Layout dataset entries:
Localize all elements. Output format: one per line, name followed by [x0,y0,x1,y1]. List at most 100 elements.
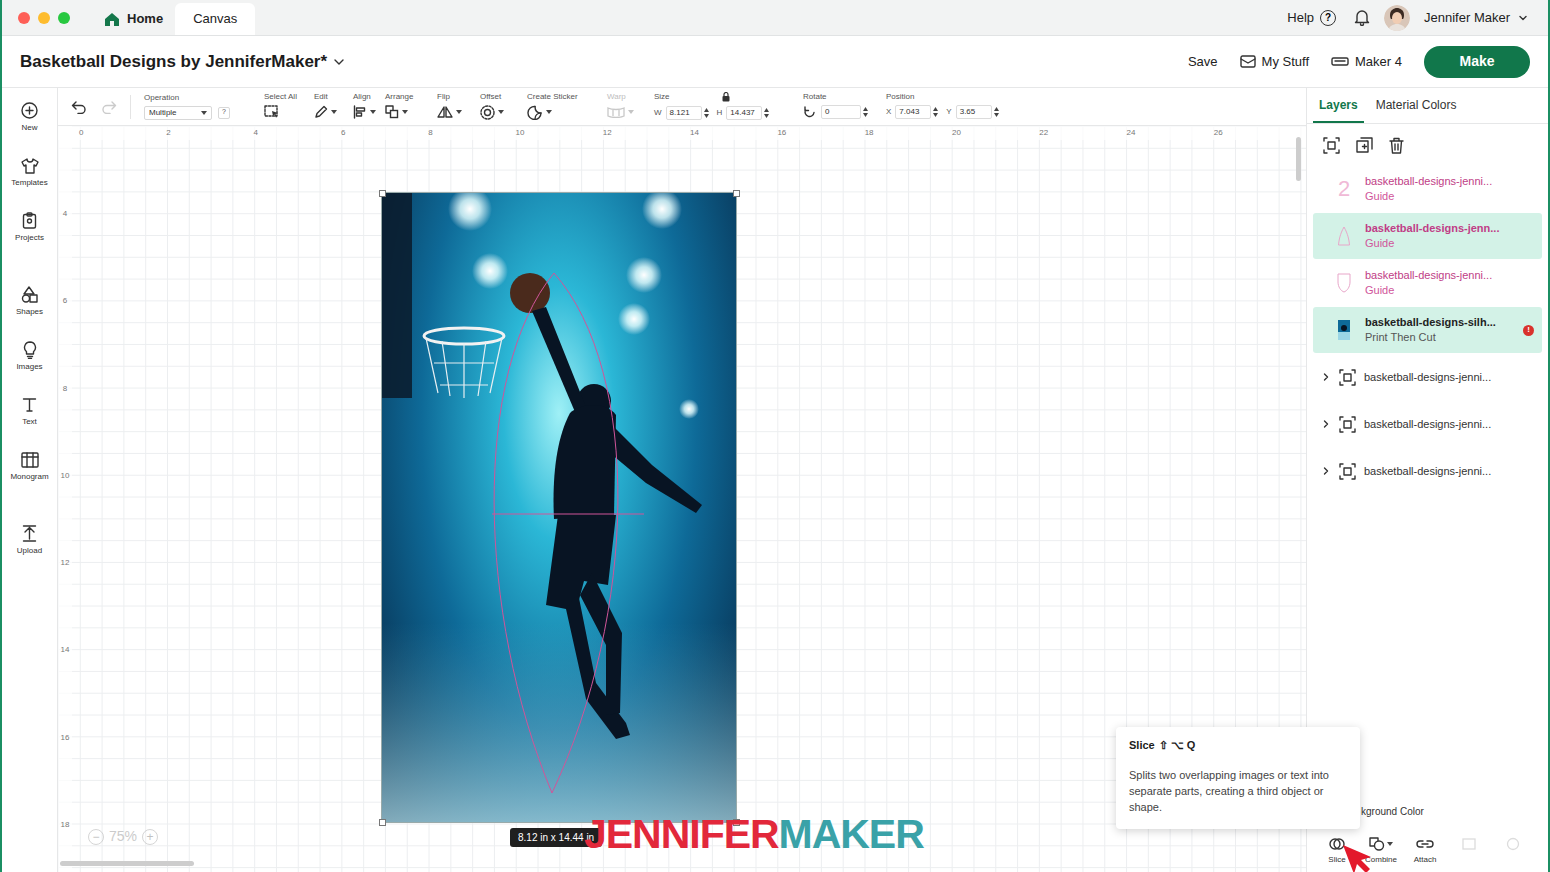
operation-help-button[interactable]: ? [218,107,230,119]
tool-group[interactable]: Select All [264,93,314,120]
help-label[interactable]: Help [1287,8,1314,28]
window-control[interactable] [38,12,50,24]
tool-group[interactable]: Align [353,93,385,120]
number-field[interactable]: 14.437 [726,106,769,120]
vertical-scrollbar[interactable] [1296,137,1301,181]
layer-name[interactable]: basketball-designs-jenni... [1364,416,1491,433]
app-tab[interactable]: Home [96,3,171,35]
sidebar-label[interactable]: Upload [17,545,42,557]
tool-group[interactable]: Create Sticker [527,93,607,120]
my-stuff-label[interactable]: My Stuff [1262,52,1309,72]
warning-badge[interactable]: ! [1523,325,1534,336]
help-icon[interactable]: ? [1320,10,1336,26]
user-menu[interactable]: Jennifer Maker [1424,8,1528,28]
layer-name[interactable]: basketball-designs-jenni... [1365,268,1492,283]
sidebar-item[interactable]: Images [2,327,57,382]
tool-control[interactable] [385,104,437,120]
sidebar-label[interactable]: Templates [11,177,47,189]
number-input[interactable]: 3.65 [956,105,992,119]
action-icon-row [1369,836,1393,852]
number-field[interactable]: 0 [821,105,868,119]
window-control[interactable] [18,12,30,24]
tool-group[interactable]: Edit [314,93,353,120]
layer-row[interactable]: 2basketball-designs-jenni...Guide [1313,166,1542,212]
tool-group[interactable]: Offset [480,93,527,120]
sidebar-item[interactable]: Upload [2,511,57,566]
layer-group-row[interactable]: basketball-designs-jenni... [1313,448,1542,494]
tab-label[interactable]: Home [127,9,163,29]
panel-tab[interactable]: Layers [1313,88,1364,123]
tool-control[interactable] [480,104,527,120]
window-control[interactable] [58,12,70,24]
sidebar-item[interactable]: Text [2,382,57,437]
layer-row[interactable]: basketball-designs-silh...Print Then Cut… [1313,307,1542,353]
number-field[interactable]: 8.121 [666,106,709,120]
tool-group[interactable]: Arrange [385,93,437,120]
sidebar-label[interactable]: Shapes [16,306,43,318]
sidebar-item[interactable]: New [2,88,57,143]
operation-value[interactable]: Multiple [149,107,177,119]
horizontal-scrollbar[interactable] [60,861,194,866]
selection-handle[interactable] [379,819,386,826]
number-field[interactable]: 7.043 [895,105,938,119]
selection-handle[interactable] [733,190,740,197]
user-name[interactable]: Jennifer Maker [1424,8,1510,28]
layer-name[interactable]: basketball-designs-jenni... [1364,463,1491,480]
machine-label[interactable]: Maker 4 [1355,52,1402,72]
sidebar-item[interactable]: Shapes [2,272,57,327]
layer-name[interactable]: basketball-designs-jenni... [1364,369,1491,386]
undo-button[interactable] [64,100,94,114]
action-label[interactable]: Combine [1365,854,1397,866]
sidebar-item[interactable]: Monogram [2,437,57,492]
layer-group-row[interactable]: basketball-designs-jenni... [1313,354,1542,400]
panel-tab[interactable]: Material Colors [1370,88,1463,123]
number-input[interactable]: 8.121 [666,106,702,120]
redo-button[interactable] [94,100,124,114]
panel-action-button[interactable]: Combine [1359,836,1403,866]
make-button[interactable]: Make [1424,46,1530,78]
tool-control[interactable] [314,104,353,120]
sidebar-label[interactable]: Monogram [10,471,48,483]
print-then-cut-image[interactable] [382,193,736,822]
app-tab[interactable]: Canvas [175,3,255,35]
layer-row[interactable]: basketball-designs-jenni...Guide [1313,260,1542,306]
machine-button[interactable]: Maker 4 [1331,52,1402,72]
sidebar-label[interactable]: Projects [15,232,44,244]
panel-tab-label[interactable]: Layers [1319,96,1358,114]
sidebar-label[interactable]: New [21,122,37,134]
sidebar-label[interactable]: Images [16,361,42,373]
panel-action-button[interactable]: Attach [1403,836,1447,866]
action-label[interactable]: Slice [1328,854,1345,866]
background-color-label[interactable]: kground Color [1361,804,1424,819]
tool-control[interactable] [353,104,385,120]
project-title[interactable]: Basketball Designs by JenniferMaker* [20,49,327,75]
sidebar-item[interactable]: Templates [2,143,57,198]
tool-control[interactable] [264,104,314,120]
zoom-in-button[interactable]: + [142,829,158,845]
save-button[interactable]: Save [1188,52,1218,72]
layer-name[interactable]: basketball-designs-jenni... [1365,174,1492,189]
operation-select[interactable]: Multiple [144,106,212,120]
number-input[interactable]: 0 [821,105,861,119]
panel-tab-label[interactable]: Material Colors [1376,96,1457,114]
layer-name[interactable]: basketball-designs-jenn... [1365,221,1499,236]
selection-handle[interactable] [379,190,386,197]
number-input[interactable]: 14.437 [726,106,762,120]
tab-label[interactable]: Canvas [193,9,237,29]
tool-group[interactable]: Flip [437,93,480,120]
tool-control[interactable] [527,104,607,120]
layer-row[interactable]: basketball-designs-jenn...Guide [1313,213,1542,259]
help-button[interactable]: Help? [1287,8,1336,28]
action-label[interactable]: Attach [1414,854,1437,866]
layer-name[interactable]: basketball-designs-silh... [1365,315,1496,330]
tool-control[interactable] [437,104,480,120]
zoom-out-button[interactable]: − [88,829,104,845]
project-title-menu[interactable]: Basketball Designs by JenniferMaker* [20,49,345,75]
sidebar-label[interactable]: Text [22,416,37,428]
sidebar-item[interactable]: Projects [2,198,57,253]
number-field[interactable]: 3.65 [956,105,999,119]
layer-group-row[interactable]: basketball-designs-jenni... [1313,401,1542,447]
account-area: Help? Jennifer Maker [1287,0,1548,35]
number-input[interactable]: 7.043 [895,105,931,119]
my-stuff-button[interactable]: My Stuff [1240,52,1309,72]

TASK TO CARRY OUT. Please copy every line above word for word, leaving out the pictures.

TASK SOLUTION.
Localize all elements. Output format: one per line, name followed by [x0,y0,x1,y1]. List at most 100 elements.
operation-help-button[interactable]: ? [218,107,230,119]
tool-group[interactable]: Select All [264,93,314,120]
help-label[interactable]: Help [1287,8,1314,28]
window-control[interactable] [38,12,50,24]
tool-group[interactable]: Align [353,93,385,120]
number-field[interactable]: 14.437 [726,106,769,120]
vertical-scrollbar[interactable] [1296,137,1301,181]
layer-name[interactable]: basketball-designs-jenni... [1364,416,1491,433]
app-tab[interactable]: Home [96,3,171,35]
sidebar-label[interactable]: Upload [17,545,42,557]
tool-group[interactable]: Create Sticker [527,93,607,120]
my-stuff-label[interactable]: My Stuff [1262,52,1309,72]
warning-badge[interactable]: ! [1523,325,1534,336]
help-icon[interactable]: ? [1320,10,1336,26]
user-menu[interactable]: Jennifer Maker [1424,8,1528,28]
layer-name[interactable]: basketball-designs-jenni... [1365,268,1492,283]
sidebar-item[interactable]: Images [2,327,57,382]
tool-control[interactable] [385,104,437,120]
sidebar-label[interactable]: Templates [11,177,47,189]
number-input[interactable]: 3.65 [956,105,992,119]
action-icon-row [1369,836,1393,852]
number-field[interactable]: 0 [821,105,868,119]
window-control[interactable] [18,12,30,24]
tool-group[interactable]: Edit [314,93,353,120]
layer-row[interactable]: 2basketball-designs-jenni...Guide [1313,166,1542,212]
tool-group[interactable]: Offset [480,93,527,120]
sidebar-item[interactable]: Upload [2,511,57,566]
layer-group-row[interactable]: basketball-designs-jenni... [1313,448,1542,494]
tab-label[interactable]: Home [127,9,163,29]
panel-tab[interactable]: Layers [1313,88,1364,123]
tool-control[interactable] [480,104,527,120]
window-control[interactable] [58,12,70,24]
sidebar-item[interactable]: Text [2,382,57,437]
layer-row[interactable]: basketball-designs-silh...Print Then Cut… [1313,307,1542,353]
number-field[interactable]: 8.121 [666,106,709,120]
tool-group[interactable]: Arrange [385,93,437,120]
sidebar-label[interactable]: Shapes [16,306,43,318]
sidebar-item[interactable]: New [2,88,57,143]
operation-value[interactable]: Multiple [149,107,177,119]
horizontal-scrollbar[interactable] [60,861,194,866]
selection-handle[interactable] [379,819,386,826]
number-field[interactable]: 7.043 [895,105,938,119]
selection-handle[interactable] [733,190,740,197]
user-name[interactable]: Jennifer Maker [1424,8,1510,28]
layer-name[interactable]: basketball-designs-jenni... [1364,463,1491,480]
machine-label[interactable]: Maker 4 [1355,52,1402,72]
sidebar-item[interactable]: Shapes [2,272,57,327]
layer-name[interactable]: basketball-designs-jenni... [1364,369,1491,386]
undo-button[interactable] [64,100,94,114]
action-label[interactable]: Combine [1365,854,1397,866]
sidebar-item[interactable]: Monogram [2,437,57,492]
layer-group-row[interactable]: basketball-designs-jenni... [1313,354,1542,400]
panel-tab[interactable]: Material Colors [1370,88,1463,123]
number-input[interactable]: 8.121 [666,106,702,120]
redo-button[interactable] [94,100,124,114]
panel-action-button[interactable]: Combine [1359,836,1403,866]
make-button[interactable]: Make [1424,46,1530,78]
tool-control[interactable] [314,104,353,120]
sidebar-label[interactable]: Monogram [10,471,48,483]
print-then-cut-image[interactable] [382,193,736,822]
app-tab[interactable]: Canvas [175,3,255,35]
layer-row[interactable]: basketball-designs-jenni...Guide [1313,260,1542,306]
machine-button[interactable]: Maker 4 [1331,52,1402,72]
sidebar-label[interactable]: Projects [15,232,44,244]
panel-tab-label[interactable]: Layers [1319,96,1358,114]
sidebar-label[interactable]: New [21,122,37,134]
sidebar-label[interactable]: Images [16,361,42,373]
panel-action-button[interactable]: Attach [1403,836,1447,866]
action-label[interactable]: Slice [1328,854,1345,866]
background-color-label[interactable]: kground Color [1361,804,1424,819]
tool-control[interactable] [353,104,385,120]
project-title[interactable]: Basketball Designs by JenniferMaker* [20,49,327,75]
sidebar-item[interactable]: Templates [2,143,57,198]
tool-control[interactable] [264,104,314,120]
zoom-in-button[interactable]: + [142,829,158,845]
save-button[interactable]: Save [1188,52,1218,72]
layer-name[interactable]: basketball-designs-jenni... [1365,174,1492,189]
operation-select[interactable]: Multiple [144,106,212,120]
number-input[interactable]: 0 [821,105,861,119]
panel-tab-label[interactable]: Material Colors [1376,96,1457,114]
layer-name[interactable]: basketball-designs-jenn... [1365,221,1499,236]
selection-handle[interactable] [379,190,386,197]
number-input[interactable]: 14.437 [726,106,762,120]
tab-label[interactable]: Canvas [193,9,237,29]
tool-group[interactable]: Flip [437,93,480,120]
tool-control[interactable] [527,104,607,120]
layer-row[interactable]: basketball-designs-jenn...Guide [1313,213,1542,259]
help-button[interactable]: Help? [1287,8,1336,28]
action-label[interactable]: Attach [1414,854,1437,866]
layer-name[interactable]: basketball-designs-silh... [1365,315,1496,330]
tool-control[interactable] [437,104,480,120]
zoom-out-button[interactable]: − [88,829,104,845]
project-title-menu[interactable]: Basketball Designs by JenniferMaker* [20,49,345,75]
sidebar-label[interactable]: Text [22,416,37,428]
sidebar-item[interactable]: Projects [2,198,57,253]
number-field[interactable]: 3.65 [956,105,999,119]
layer-group-row[interactable]: basketball-designs-jenni... [1313,401,1542,447]
account-area: Help? Jennifer Maker [1287,0,1548,35]
number-input[interactable]: 7.043 [895,105,931,119]
my-stuff-button[interactable]: My Stuff [1240,52,1309,72]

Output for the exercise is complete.